### PROVIDED ENTRIES
────────────────────────────────────────

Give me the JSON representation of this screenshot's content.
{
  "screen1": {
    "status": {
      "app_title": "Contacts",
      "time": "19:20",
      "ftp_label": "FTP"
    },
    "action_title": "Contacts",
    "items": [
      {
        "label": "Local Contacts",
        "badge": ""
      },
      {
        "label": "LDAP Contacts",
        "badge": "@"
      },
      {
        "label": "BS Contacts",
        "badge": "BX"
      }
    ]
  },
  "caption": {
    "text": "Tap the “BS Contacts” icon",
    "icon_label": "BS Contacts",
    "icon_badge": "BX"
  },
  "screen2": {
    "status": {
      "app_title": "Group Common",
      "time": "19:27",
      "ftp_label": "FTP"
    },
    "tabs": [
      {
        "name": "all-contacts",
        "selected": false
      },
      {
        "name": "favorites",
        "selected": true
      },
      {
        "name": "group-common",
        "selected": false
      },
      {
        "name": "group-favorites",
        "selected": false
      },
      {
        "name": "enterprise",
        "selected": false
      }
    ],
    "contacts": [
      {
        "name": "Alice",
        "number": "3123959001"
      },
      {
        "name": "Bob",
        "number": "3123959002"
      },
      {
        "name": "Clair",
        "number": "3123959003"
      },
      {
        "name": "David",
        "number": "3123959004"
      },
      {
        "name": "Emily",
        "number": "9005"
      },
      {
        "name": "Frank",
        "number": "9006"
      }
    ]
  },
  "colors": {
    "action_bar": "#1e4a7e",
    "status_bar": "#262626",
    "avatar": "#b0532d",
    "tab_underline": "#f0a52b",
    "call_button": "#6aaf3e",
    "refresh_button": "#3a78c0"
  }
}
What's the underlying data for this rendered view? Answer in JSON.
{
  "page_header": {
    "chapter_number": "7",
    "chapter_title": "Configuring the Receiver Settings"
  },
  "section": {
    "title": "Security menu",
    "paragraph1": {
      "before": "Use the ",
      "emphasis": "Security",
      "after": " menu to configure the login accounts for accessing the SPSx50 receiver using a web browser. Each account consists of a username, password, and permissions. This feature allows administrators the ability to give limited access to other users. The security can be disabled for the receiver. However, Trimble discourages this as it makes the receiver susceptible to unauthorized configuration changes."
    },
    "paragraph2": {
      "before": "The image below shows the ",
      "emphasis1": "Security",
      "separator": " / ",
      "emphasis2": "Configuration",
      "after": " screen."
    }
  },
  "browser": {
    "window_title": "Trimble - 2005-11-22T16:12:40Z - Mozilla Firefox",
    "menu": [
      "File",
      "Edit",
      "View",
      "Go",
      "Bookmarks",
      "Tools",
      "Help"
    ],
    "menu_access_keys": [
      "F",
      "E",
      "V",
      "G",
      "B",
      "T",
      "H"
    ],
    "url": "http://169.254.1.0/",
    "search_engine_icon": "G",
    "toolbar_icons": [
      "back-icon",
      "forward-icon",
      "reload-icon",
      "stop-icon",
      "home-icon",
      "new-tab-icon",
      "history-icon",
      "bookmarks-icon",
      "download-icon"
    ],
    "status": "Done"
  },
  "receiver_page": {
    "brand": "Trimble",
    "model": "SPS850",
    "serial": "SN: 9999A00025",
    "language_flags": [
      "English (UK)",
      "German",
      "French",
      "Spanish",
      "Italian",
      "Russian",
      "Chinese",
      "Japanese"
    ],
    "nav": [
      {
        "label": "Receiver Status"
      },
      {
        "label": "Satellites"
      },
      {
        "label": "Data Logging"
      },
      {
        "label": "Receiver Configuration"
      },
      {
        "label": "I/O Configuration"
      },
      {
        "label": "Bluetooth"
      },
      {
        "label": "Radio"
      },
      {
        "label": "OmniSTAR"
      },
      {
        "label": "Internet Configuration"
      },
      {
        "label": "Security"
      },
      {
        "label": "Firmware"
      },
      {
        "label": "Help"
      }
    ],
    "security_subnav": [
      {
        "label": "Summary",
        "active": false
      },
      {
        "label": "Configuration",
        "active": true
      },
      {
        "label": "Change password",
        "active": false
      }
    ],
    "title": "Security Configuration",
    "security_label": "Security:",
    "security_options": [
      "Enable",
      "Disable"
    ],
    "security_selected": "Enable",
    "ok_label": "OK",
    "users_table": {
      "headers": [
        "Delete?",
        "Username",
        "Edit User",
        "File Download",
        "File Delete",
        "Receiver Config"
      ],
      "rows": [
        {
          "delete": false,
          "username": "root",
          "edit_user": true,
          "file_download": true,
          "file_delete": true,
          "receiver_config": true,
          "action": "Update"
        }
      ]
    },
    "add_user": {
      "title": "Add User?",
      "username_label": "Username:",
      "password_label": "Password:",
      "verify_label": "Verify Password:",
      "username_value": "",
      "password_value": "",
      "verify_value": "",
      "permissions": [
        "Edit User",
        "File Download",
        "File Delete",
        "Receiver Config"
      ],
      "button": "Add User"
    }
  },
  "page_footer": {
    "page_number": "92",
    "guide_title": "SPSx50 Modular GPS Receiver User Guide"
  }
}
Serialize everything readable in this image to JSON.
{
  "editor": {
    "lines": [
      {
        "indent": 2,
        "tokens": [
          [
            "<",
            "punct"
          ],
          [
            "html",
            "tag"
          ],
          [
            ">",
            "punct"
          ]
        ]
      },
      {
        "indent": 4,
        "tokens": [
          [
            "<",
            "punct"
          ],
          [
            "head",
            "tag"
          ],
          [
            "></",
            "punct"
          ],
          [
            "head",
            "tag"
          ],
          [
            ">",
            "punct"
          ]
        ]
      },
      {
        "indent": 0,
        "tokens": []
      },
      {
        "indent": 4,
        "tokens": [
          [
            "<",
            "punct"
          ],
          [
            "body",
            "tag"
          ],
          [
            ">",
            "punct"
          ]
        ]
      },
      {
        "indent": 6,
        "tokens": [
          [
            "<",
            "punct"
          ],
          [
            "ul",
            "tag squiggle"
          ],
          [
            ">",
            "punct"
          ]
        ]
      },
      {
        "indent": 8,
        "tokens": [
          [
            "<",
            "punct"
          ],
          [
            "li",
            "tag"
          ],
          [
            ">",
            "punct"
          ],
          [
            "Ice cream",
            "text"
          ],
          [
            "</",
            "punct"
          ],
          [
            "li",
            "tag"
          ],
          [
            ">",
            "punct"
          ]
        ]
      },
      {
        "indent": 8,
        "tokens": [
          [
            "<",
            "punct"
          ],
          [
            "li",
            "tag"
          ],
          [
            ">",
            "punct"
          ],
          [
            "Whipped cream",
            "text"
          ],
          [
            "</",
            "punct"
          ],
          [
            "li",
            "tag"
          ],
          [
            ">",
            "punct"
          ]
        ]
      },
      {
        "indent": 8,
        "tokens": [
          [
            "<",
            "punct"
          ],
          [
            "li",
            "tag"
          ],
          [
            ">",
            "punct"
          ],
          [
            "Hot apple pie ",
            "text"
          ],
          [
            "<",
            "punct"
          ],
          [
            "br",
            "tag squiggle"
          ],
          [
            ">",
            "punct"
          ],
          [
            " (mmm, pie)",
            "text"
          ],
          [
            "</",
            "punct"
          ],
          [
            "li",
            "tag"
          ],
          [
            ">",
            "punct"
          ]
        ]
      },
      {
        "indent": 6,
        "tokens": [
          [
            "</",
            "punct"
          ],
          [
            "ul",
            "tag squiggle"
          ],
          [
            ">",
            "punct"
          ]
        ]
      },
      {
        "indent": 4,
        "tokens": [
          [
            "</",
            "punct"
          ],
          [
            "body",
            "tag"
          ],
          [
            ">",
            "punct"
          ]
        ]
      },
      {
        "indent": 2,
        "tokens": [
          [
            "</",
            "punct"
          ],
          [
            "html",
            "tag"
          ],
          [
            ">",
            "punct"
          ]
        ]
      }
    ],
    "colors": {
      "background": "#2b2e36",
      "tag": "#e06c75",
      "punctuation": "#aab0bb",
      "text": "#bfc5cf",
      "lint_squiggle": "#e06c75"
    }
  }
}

────────────────────────────────────────

### REQUIREMENT
Take the entries above and transcribe them exactly.

### FULL OUTPUT
Give me the JSON representation of this screenshot's content.
{
  "screen1": {
    "status": {
      "app_title": "Contacts",
      "time": "19:20",
      "ftp_label": "FTP"
    },
    "action_title": "Contacts",
    "items": [
      {
        "label": "Local Contacts",
        "badge": ""
      },
      {
        "label": "LDAP Contacts",
        "badge": "@"
      },
      {
        "label": "BS Contacts",
        "badge": "BX"
      }
    ]
  },
  "caption": {
    "text": "Tap the “BS Contacts” icon",
    "icon_label": "BS Contacts",
    "icon_badge": "BX"
  },
  "screen2": {
    "status": {
      "app_title": "Group Common",
      "time": "19:27",
      "ftp_label": "FTP"
    },
    "tabs": [
      {
        "name": "all-contacts",
        "selected": false
      },
      {
        "name": "favorites",
        "selected": true
      },
      {
        "name": "group-common",
        "selected": false
      },
      {
        "name": "group-favorites",
        "selected": false
      },
      {
        "name": "enterprise",
        "selected": false
      }
    ],
    "contacts": [
      {
        "name": "Alice",
        "number": "3123959001"
      },
      {
        "name": "Bob",
        "number": "3123959002"
      },
      {
        "name": "Clair",
        "number": "3123959003"
      },
      {
        "name": "David",
        "number": "3123959004"
      },
      {
        "name": "Emily",
        "number": "9005"
      },
      {
        "name": "Frank",
        "number": "9006"
      }
    ]
  },
  "colors": {
    "action_bar": "#1e4a7e",
    "status_bar": "#262626",
    "avatar": "#b0532d",
    "tab_underline": "#f0a52b",
    "call_button": "#6aaf3e",
    "refresh_button": "#3a78c0"
  }
}
What's the underlying data for this rendered view? Answer in JSON.
{
  "page_header": {
    "chapter_number": "7",
    "chapter_title": "Configuring the Receiver Settings"
  },
  "section": {
    "title": "Security menu",
    "paragraph1": {
      "before": "Use the ",
      "emphasis": "Security",
      "after": " menu to configure the login accounts for accessing the SPSx50 receiver using a web browser. Each account consists of a username, password, and permissions. This feature allows administrators the ability to give limited access to other users. The security can be disabled for the receiver. However, Trimble discourages this as it makes the receiver susceptible to unauthorized configuration changes."
    },
    "paragraph2": {
      "before": "The image below shows the ",
      "emphasis1": "Security",
      "separator": " / ",
      "emphasis2": "Configuration",
      "after": " screen."
    }
  },
  "browser": {
    "window_title": "Trimble - 2005-11-22T16:12:40Z - Mozilla Firefox",
    "menu": [
      "File",
      "Edit",
      "View",
      "Go",
      "Bookmarks",
      "Tools",
      "Help"
    ],
    "menu_access_keys": [
      "F",
      "E",
      "V",
      "G",
      "B",
      "T",
      "H"
    ],
    "url": "http://169.254.1.0/",
    "search_engine_icon": "G",
    "toolbar_icons": [
      "back-icon",
      "forward-icon",
      "reload-icon",
      "stop-icon",
      "home-icon",
      "new-tab-icon",
      "history-icon",
      "bookmarks-icon",
      "download-icon"
    ],
    "status": "Done"
  },
  "receiver_page": {
    "brand": "Trimble",
    "model": "SPS850",
    "serial": "SN: 9999A00025",
    "language_flags": [
      "English (UK)",
      "German",
      "French",
      "Spanish",
      "Italian",
      "Russian",
      "Chinese",
      "Japanese"
    ],
    "nav": [
      {
        "label": "Receiver Status"
      },
      {
        "label": "Satellites"
      },
      {
        "label": "Data Logging"
      },
      {
        "label": "Receiver Configuration"
      },
      {
        "label": "I/O Configuration"
      },
      {
        "label": "Bluetooth"
      },
      {
        "label": "Radio"
      },
      {
        "label": "OmniSTAR"
      },
      {
        "label": "Internet Configuration"
      },
      {
        "label": "Security"
      },
      {
        "label": "Firmware"
      },
      {
        "label": "Help"
      }
    ],
    "security_subnav": [
      {
        "label": "Summary",
        "active": false
      },
      {
        "label": "Configuration",
        "active": true
      },
      {
        "label": "Change password",
        "active": false
      }
    ],
    "title": "Security Configuration",
    "security_label": "Security:",
    "security_options": [
      "Enable",
      "Disable"
    ],
    "security_selected": "Enable",
    "ok_label": "OK",
    "users_table": {
      "headers": [
        "Delete?",
        "Username",
        "Edit User",
        "File Download",
        "File Delete",
        "Receiver Config"
      ],
      "rows": [
        {
          "delete": false,
          "username": "root",
          "edit_user": true,
          "file_download": true,
          "file_delete": true,
          "receiver_config": true,
          "action": "Update"
        }
      ]
    },
    "add_user": {
      "title": "Add User?",
      "username_label": "Username:",
      "password_label": "Password:",
      "verify_label": "Verify Password:",
      "username_value": "",
      "password_value": "",
      "verify_value": "",
      "permissions": [
        "Edit User",
        "File Download",
        "File Delete",
        "Receiver Config"
      ],
      "button": "Add User"
    }
  },
  "page_footer": {
    "page_number": "92",
    "guide_title": "SPSx50 Modular GPS Receiver User Guide"
  }
}
Serialize everything readable in this image to JSON.
{
  "editor": {
    "lines": [
      {
        "indent": 2,
        "tokens": [
          [
            "<",
            "punct"
          ],
          [
            "html",
            "tag"
          ],
          [
            ">",
            "punct"
          ]
        ]
      },
      {
        "indent": 4,
        "tokens": [
          [
            "<",
            "punct"
          ],
          [
            "head",
            "tag"
          ],
          [
            "></",
            "punct"
          ],
          [
            "head",
            "tag"
          ],
          [
            ">",
            "punct"
          ]
        ]
      },
      {
        "indent": 0,
        "tokens": []
      },
      {
        "indent": 4,
        "tokens": [
          [
            "<",
            "punct"
          ],
          [
            "body",
            "tag"
          ],
          [
            ">",
            "punct"
          ]
        ]
      },
      {
        "indent": 6,
        "tokens": [
          [
            "<",
            "punct"
          ],
          [
            "ul",
            "tag squiggle"
          ],
          [
            ">",
            "punct"
          ]
        ]
      },
      {
        "indent": 8,
        "tokens": [
          [
            "<",
            "punct"
          ],
          [
            "li",
            "tag"
          ],
          [
            ">",
            "punct"
          ],
          [
            "Ice cream",
            "text"
          ],
          [
            "</",
            "punct"
          ],
          [
            "li",
            "tag"
          ],
          [
            ">",
            "punct"
          ]
        ]
      },
      {
        "indent": 8,
        "tokens": [
          [
            "<",
            "punct"
          ],
          [
            "li",
            "tag"
          ],
          [
            ">",
            "punct"
          ],
          [
            "Whipped cream",
            "text"
          ],
          [
            "</",
            "punct"
          ],
          [
            "li",
            "tag"
          ],
          [
            ">",
            "punct"
          ]
        ]
      },
      {
        "indent": 8,
        "tokens": [
          [
            "<",
            "punct"
          ],
          [
            "li",
            "tag"
          ],
          [
            ">",
            "punct"
          ],
          [
            "Hot apple pie ",
            "text"
          ],
          [
            "<",
            "punct"
          ],
          [
            "br",
            "tag squiggle"
          ],
          [
            ">",
            "punct"
          ],
          [
            " (mmm, pie)",
            "text"
          ],
          [
            "</",
            "punct"
          ],
          [
            "li",
            "tag"
          ],
          [
            ">",
            "punct"
          ]
        ]
      },
      {
        "indent": 6,
        "tokens": [
          [
            "</",
            "punct"
          ],
          [
            "ul",
            "tag squiggle"
          ],
          [
            ">",
            "punct"
          ]
        ]
      },
      {
        "indent": 4,
        "tokens": [
          [
            "</",
            "punct"
          ],
          [
            "body",
            "tag"
          ],
          [
            ">",
            "punct"
          ]
        ]
      },
      {
        "indent": 2,
        "tokens": [
          [
            "</",
            "punct"
          ],
          [
            "html",
            "tag"
          ],
          [
            ">",
            "punct"
          ]
        ]
      }
    ],
    "colors": {
      "background": "#2b2e36",
      "tag": "#e06c75",
      "punctuation": "#aab0bb",
      "text": "#bfc5cf",
      "lint_squiggle": "#e06c75"
    }
  }
}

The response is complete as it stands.